- Stored data:
_ _ _ _ _ _ _
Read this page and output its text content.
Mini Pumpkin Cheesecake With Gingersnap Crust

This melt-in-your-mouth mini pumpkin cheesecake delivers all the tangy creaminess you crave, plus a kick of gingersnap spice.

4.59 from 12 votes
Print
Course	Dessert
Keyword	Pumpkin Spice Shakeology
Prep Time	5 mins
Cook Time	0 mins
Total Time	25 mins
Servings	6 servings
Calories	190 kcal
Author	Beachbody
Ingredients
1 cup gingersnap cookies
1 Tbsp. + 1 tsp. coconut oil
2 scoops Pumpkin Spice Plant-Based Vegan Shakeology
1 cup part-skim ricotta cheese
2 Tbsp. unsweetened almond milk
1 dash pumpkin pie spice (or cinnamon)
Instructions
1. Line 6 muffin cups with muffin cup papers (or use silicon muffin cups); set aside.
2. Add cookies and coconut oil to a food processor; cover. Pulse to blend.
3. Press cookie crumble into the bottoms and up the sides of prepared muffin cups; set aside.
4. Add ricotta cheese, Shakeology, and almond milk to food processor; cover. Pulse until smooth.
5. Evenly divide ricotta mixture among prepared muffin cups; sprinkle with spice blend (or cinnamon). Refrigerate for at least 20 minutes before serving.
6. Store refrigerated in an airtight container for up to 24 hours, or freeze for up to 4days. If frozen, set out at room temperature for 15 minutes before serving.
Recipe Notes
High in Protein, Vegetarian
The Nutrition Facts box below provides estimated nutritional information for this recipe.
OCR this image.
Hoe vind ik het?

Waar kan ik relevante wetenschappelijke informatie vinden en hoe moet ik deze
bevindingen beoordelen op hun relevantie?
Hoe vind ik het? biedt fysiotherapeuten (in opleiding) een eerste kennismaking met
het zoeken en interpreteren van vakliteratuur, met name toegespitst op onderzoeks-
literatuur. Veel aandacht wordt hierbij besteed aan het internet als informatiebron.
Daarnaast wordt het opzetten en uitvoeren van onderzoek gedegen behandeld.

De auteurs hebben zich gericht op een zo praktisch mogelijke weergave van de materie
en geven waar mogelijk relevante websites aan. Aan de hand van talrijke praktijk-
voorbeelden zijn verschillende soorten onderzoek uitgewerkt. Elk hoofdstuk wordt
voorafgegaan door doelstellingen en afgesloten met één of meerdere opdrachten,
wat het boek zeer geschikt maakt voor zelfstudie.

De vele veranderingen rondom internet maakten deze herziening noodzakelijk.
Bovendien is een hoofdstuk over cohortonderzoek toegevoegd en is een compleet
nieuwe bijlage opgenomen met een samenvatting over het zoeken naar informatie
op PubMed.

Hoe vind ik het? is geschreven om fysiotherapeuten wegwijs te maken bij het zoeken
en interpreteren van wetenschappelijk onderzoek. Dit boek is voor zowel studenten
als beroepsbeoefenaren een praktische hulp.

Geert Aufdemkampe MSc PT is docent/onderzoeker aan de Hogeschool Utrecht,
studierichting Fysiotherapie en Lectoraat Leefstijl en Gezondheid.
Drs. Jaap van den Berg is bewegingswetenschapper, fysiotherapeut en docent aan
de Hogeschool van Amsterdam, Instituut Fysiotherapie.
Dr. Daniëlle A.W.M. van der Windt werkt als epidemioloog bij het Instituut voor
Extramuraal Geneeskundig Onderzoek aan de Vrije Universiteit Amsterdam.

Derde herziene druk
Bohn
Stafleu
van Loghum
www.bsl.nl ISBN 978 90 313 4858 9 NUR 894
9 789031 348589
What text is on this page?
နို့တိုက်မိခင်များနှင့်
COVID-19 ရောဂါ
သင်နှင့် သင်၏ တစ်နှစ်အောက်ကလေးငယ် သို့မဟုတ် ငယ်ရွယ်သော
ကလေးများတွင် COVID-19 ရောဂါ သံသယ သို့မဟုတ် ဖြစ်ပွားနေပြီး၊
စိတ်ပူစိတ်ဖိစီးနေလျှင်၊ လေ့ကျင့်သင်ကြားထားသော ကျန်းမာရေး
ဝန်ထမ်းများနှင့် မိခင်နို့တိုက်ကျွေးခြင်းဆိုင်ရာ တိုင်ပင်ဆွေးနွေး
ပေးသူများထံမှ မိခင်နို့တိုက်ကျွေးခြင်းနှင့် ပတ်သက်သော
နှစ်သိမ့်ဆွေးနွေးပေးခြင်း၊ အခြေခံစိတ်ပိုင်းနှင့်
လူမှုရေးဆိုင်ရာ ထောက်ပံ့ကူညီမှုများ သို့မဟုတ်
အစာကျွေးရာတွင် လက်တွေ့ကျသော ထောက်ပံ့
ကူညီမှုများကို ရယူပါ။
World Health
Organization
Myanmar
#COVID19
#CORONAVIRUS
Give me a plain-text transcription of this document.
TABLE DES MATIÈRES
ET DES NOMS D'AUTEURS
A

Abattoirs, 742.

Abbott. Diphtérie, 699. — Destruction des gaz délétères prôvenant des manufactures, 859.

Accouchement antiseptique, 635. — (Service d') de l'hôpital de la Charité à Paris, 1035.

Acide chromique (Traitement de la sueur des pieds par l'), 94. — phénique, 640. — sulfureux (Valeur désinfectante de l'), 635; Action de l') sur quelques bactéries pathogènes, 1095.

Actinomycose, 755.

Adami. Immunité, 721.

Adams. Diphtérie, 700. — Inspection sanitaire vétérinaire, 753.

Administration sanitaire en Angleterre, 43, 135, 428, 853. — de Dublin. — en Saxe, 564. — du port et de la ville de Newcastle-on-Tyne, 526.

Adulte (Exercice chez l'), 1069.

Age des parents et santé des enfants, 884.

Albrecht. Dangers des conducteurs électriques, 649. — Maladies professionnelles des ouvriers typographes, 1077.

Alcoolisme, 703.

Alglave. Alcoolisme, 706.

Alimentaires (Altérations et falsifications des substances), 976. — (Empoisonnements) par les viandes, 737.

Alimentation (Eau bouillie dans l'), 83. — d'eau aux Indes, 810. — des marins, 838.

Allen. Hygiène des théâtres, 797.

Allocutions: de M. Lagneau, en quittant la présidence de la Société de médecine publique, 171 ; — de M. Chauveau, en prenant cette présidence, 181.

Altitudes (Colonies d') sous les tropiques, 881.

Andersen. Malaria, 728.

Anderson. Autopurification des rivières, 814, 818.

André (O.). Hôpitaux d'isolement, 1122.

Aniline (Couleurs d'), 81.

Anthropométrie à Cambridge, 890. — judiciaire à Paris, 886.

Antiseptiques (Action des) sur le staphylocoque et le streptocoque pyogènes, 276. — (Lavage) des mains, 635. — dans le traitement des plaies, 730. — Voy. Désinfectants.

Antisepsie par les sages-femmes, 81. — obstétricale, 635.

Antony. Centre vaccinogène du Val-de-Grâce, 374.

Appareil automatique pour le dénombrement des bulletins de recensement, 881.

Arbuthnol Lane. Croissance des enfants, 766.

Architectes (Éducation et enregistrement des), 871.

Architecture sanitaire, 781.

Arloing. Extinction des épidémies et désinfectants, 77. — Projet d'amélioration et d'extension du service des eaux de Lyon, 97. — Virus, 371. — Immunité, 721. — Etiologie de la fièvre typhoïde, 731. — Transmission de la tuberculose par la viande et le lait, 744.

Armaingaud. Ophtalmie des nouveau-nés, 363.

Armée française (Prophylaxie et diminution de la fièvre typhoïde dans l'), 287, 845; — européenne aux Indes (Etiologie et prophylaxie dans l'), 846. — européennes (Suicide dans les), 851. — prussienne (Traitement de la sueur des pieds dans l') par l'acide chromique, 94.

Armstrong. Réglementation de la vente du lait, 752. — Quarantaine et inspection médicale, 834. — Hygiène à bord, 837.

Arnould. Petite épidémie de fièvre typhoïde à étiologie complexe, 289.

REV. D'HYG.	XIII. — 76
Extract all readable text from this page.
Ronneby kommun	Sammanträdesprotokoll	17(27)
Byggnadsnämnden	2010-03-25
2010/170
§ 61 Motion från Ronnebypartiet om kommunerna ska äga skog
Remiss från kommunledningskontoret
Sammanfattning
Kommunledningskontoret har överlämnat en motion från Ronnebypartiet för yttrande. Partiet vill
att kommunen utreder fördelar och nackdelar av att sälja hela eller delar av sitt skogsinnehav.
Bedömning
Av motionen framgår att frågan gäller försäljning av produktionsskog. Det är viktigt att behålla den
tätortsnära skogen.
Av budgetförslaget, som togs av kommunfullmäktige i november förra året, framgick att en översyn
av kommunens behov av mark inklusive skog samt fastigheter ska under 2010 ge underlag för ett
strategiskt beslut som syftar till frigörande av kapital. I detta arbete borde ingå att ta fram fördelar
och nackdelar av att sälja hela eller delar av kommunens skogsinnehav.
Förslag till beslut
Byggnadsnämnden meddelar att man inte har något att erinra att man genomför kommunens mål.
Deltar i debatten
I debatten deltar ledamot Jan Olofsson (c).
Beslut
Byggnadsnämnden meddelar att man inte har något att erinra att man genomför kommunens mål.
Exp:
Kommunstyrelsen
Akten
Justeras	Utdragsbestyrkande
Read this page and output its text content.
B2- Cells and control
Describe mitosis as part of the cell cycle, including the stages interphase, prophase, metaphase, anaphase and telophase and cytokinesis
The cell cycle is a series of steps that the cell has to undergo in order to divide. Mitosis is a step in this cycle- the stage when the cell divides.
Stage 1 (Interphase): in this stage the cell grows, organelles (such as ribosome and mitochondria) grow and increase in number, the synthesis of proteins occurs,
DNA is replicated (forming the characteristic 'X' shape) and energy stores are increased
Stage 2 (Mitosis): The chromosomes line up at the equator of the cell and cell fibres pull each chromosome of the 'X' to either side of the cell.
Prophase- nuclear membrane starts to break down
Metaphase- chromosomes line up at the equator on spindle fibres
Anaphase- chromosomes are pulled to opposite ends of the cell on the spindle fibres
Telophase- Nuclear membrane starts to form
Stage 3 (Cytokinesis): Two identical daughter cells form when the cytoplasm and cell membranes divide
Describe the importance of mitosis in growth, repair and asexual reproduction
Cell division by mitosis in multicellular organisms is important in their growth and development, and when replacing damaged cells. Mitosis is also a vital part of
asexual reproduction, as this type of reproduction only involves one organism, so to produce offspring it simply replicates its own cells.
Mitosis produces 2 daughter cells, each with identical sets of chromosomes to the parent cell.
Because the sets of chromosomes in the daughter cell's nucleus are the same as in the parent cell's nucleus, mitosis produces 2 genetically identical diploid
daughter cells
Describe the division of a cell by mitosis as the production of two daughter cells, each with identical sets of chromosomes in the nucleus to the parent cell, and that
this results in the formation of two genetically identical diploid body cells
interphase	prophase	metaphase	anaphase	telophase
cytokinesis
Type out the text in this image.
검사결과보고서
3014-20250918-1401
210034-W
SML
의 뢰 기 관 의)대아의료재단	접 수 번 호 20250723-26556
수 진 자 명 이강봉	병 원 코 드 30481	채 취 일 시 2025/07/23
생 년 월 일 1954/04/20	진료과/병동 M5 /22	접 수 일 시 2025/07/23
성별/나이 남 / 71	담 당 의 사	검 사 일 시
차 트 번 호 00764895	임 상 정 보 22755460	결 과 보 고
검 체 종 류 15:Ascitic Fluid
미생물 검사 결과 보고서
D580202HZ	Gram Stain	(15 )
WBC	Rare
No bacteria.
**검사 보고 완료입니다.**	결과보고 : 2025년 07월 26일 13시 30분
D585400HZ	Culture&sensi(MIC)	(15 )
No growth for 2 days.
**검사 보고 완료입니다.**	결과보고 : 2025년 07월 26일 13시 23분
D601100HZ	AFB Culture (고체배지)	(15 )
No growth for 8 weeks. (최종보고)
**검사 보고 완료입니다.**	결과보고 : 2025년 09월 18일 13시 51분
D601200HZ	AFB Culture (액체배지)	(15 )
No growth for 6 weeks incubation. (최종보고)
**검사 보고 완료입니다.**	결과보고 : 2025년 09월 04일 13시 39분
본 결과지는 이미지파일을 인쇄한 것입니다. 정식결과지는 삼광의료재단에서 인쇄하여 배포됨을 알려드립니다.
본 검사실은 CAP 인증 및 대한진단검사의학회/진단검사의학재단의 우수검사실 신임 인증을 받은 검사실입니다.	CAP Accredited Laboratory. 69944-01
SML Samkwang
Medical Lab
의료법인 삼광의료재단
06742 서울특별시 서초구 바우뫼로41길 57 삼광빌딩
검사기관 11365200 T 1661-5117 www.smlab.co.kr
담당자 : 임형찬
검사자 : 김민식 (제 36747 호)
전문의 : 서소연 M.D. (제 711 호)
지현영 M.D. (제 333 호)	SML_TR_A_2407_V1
_ _ _ _ _ _ _
- Task prompt:
If a line in the records above contains the word "blend", count it, then give the total and nothing else.

- Exercise response:
2